Records supplied:
★ ★ ★ ★ ★ ★ ★

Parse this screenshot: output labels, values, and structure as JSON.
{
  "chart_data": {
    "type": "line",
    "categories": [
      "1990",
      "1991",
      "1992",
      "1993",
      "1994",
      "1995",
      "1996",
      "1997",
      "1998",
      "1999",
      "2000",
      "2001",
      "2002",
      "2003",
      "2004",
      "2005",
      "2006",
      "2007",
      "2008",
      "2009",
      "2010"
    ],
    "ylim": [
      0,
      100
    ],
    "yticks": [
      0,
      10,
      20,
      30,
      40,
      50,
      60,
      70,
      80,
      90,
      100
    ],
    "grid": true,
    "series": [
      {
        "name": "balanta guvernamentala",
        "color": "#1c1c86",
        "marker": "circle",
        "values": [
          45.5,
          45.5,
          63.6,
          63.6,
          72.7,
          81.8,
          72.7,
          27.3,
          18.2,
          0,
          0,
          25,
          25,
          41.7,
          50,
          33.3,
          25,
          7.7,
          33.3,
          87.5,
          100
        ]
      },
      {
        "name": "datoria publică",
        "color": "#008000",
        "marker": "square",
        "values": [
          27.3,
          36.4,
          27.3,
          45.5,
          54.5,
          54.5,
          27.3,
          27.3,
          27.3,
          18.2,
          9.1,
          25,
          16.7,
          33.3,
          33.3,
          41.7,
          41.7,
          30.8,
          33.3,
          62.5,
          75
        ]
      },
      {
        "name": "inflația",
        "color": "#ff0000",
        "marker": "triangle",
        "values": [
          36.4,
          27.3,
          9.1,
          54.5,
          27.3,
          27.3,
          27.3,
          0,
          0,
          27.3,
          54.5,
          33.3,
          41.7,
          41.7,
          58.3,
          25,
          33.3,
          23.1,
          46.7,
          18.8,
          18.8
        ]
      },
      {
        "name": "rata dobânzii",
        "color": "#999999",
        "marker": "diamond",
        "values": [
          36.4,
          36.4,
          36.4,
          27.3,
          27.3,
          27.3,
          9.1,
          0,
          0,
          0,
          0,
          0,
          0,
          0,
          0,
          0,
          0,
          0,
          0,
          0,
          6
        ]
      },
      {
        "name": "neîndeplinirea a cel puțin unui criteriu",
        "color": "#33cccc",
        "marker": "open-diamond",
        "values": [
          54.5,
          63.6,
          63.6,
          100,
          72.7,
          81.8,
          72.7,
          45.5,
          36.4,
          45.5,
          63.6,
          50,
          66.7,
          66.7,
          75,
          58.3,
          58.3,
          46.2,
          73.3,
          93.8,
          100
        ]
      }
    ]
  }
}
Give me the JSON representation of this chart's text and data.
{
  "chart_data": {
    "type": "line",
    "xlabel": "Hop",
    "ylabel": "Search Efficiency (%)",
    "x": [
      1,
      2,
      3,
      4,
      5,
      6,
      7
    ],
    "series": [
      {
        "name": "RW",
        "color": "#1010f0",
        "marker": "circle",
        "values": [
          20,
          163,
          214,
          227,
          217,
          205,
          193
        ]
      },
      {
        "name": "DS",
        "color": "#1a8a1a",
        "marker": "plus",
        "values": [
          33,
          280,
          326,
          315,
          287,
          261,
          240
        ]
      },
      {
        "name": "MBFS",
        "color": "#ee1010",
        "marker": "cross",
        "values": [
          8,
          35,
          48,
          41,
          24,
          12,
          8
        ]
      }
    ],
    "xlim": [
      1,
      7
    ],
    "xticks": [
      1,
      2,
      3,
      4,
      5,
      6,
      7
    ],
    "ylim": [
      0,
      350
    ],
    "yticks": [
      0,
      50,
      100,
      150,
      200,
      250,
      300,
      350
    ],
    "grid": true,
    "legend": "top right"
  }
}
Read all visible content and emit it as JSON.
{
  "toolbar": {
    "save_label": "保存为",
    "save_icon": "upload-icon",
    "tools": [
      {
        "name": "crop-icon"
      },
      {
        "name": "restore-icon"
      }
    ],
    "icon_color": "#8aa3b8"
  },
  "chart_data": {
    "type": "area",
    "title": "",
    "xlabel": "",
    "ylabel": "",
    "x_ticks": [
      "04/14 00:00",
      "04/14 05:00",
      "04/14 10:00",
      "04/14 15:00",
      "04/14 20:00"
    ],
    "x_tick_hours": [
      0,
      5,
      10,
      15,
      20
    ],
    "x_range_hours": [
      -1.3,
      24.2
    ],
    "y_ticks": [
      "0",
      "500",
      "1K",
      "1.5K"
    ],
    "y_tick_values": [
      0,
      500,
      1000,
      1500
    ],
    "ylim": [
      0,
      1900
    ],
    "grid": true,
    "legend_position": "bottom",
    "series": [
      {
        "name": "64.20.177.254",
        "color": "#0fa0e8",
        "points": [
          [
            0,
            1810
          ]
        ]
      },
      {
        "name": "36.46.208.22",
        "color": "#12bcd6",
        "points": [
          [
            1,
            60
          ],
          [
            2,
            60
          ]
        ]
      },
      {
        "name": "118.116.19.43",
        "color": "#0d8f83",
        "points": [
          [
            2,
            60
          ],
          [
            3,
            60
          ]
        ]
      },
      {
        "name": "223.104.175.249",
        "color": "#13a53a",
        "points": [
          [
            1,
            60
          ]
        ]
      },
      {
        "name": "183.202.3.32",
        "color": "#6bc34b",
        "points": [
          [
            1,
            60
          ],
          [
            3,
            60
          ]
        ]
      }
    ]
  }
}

★ ★ ★ ★ ★ ★ ★

To be done:
Type the material above out again, exactly.

Output of the task:
Parse this screenshot: output labels, values, and structure as JSON.
{
  "chart_data": {
    "type": "line",
    "categories": [
      "1990",
      "1991",
      "1992",
      "1993",
      "1994",
      "1995",
      "1996",
      "1997",
      "1998",
      "1999",
      "2000",
      "2001",
      "2002",
      "2003",
      "2004",
      "2005",
      "2006",
      "2007",
      "2008",
      "2009",
      "2010"
    ],
    "ylim": [
      0,
      100
    ],
    "yticks": [
      0,
      10,
      20,
      30,
      40,
      50,
      60,
      70,
      80,
      90,
      100
    ],
    "grid": true,
    "series": [
      {
        "name": "balanta guvernamentala",
        "color": "#1c1c86",
        "marker": "circle",
        "values": [
          45.5,
          45.5,
          63.6,
          63.6,
          72.7,
          81.8,
          72.7,
          27.3,
          18.2,
          0,
          0,
          25,
          25,
          41.7,
          50,
          33.3,
          25,
          7.7,
          33.3,
          87.5,
          100
        ]
      },
      {
        "name": "datoria publică",
        "color": "#008000",
        "marker": "square",
        "values": [
          27.3,
          36.4,
          27.3,
          45.5,
          54.5,
          54.5,
          27.3,
          27.3,
          27.3,
          18.2,
          9.1,
          25,
          16.7,
          33.3,
          33.3,
          41.7,
          41.7,
          30.8,
          33.3,
          62.5,
          75
        ]
      },
      {
        "name": "inflația",
        "color": "#ff0000",
        "marker": "triangle",
        "values": [
          36.4,
          27.3,
          9.1,
          54.5,
          27.3,
          27.3,
          27.3,
          0,
          0,
          27.3,
          54.5,
          33.3,
          41.7,
          41.7,
          58.3,
          25,
          33.3,
          23.1,
          46.7,
          18.8,
          18.8
        ]
      },
      {
        "name": "rata dobânzii",
        "color": "#999999",
        "marker": "diamond",
        "values": [
          36.4,
          36.4,
          36.4,
          27.3,
          27.3,
          27.3,
          9.1,
          0,
          0,
          0,
          0,
          0,
          0,
          0,
          0,
          0,
          0,
          0,
          0,
          0,
          6
        ]
      },
      {
        "name": "neîndeplinirea a cel puțin unui criteriu",
        "color": "#33cccc",
        "marker": "open-diamond",
        "values": [
          54.5,
          63.6,
          63.6,
          100,
          72.7,
          81.8,
          72.7,
          45.5,
          36.4,
          45.5,
          63.6,
          50,
          66.7,
          66.7,
          75,
          58.3,
          58.3,
          46.2,
          73.3,
          93.8,
          100
        ]
      }
    ]
  }
}
Give me the JSON representation of this chart's text and data.
{
  "chart_data": {
    "type": "line",
    "xlabel": "Hop",
    "ylabel": "Search Efficiency (%)",
    "x": [
      1,
      2,
      3,
      4,
      5,
      6,
      7
    ],
    "series": [
      {
        "name": "RW",
        "color": "#1010f0",
        "marker": "circle",
        "values": [
          20,
          163,
          214,
          227,
          217,
          205,
          193
        ]
      },
      {
        "name": "DS",
        "color": "#1a8a1a",
        "marker": "plus",
        "values": [
          33,
          280,
          326,
          315,
          287,
          261,
          240
        ]
      },
      {
        "name": "MBFS",
        "color": "#ee1010",
        "marker": "cross",
        "values": [
          8,
          35,
          48,
          41,
          24,
          12,
          8
        ]
      }
    ],
    "xlim": [
      1,
      7
    ],
    "xticks": [
      1,
      2,
      3,
      4,
      5,
      6,
      7
    ],
    "ylim": [
      0,
      350
    ],
    "yticks": [
      0,
      50,
      100,
      150,
      200,
      250,
      300,
      350
    ],
    "grid": true,
    "legend": "top right"
  }
}
Read all visible content and emit it as JSON.
{
  "toolbar": {
    "save_label": "保存为",
    "save_icon": "upload-icon",
    "tools": [
      {
        "name": "crop-icon"
      },
      {
        "name": "restore-icon"
      }
    ],
    "icon_color": "#8aa3b8"
  },
  "chart_data": {
    "type": "area",
    "title": "",
    "xlabel": "",
    "ylabel": "",
    "x_ticks": [
      "04/14 00:00",
      "04/14 05:00",
      "04/14 10:00",
      "04/14 15:00",
      "04/14 20:00"
    ],
    "x_tick_hours": [
      0,
      5,
      10,
      15,
      20
    ],
    "x_range_hours": [
      -1.3,
      24.2
    ],
    "y_ticks": [
      "0",
      "500",
      "1K",
      "1.5K"
    ],
    "y_tick_values": [
      0,
      500,
      1000,
      1500
    ],
    "ylim": [
      0,
      1900
    ],
    "grid": true,
    "legend_position": "bottom",
    "series": [
      {
        "name": "64.20.177.254",
        "color": "#0fa0e8",
        "points": [
          [
            0,
            1810
          ]
        ]
      },
      {
        "name": "36.46.208.22",
        "color": "#12bcd6",
        "points": [
          [
            1,
            60
          ],
          [
            2,
            60
          ]
        ]
      },
      {
        "name": "118.116.19.43",
        "color": "#0d8f83",
        "points": [
          [
            2,
            60
          ],
          [
            3,
            60
          ]
        ]
      },
      {
        "name": "223.104.175.249",
        "color": "#13a53a",
        "points": [
          [
            1,
            60
          ]
        ]
      },
      {
        "name": "183.202.3.32",
        "color": "#6bc34b",
        "points": [
          [
            1,
            60
          ],
          [
            3,
            60
          ]
        ]
      }
    ]
  }
}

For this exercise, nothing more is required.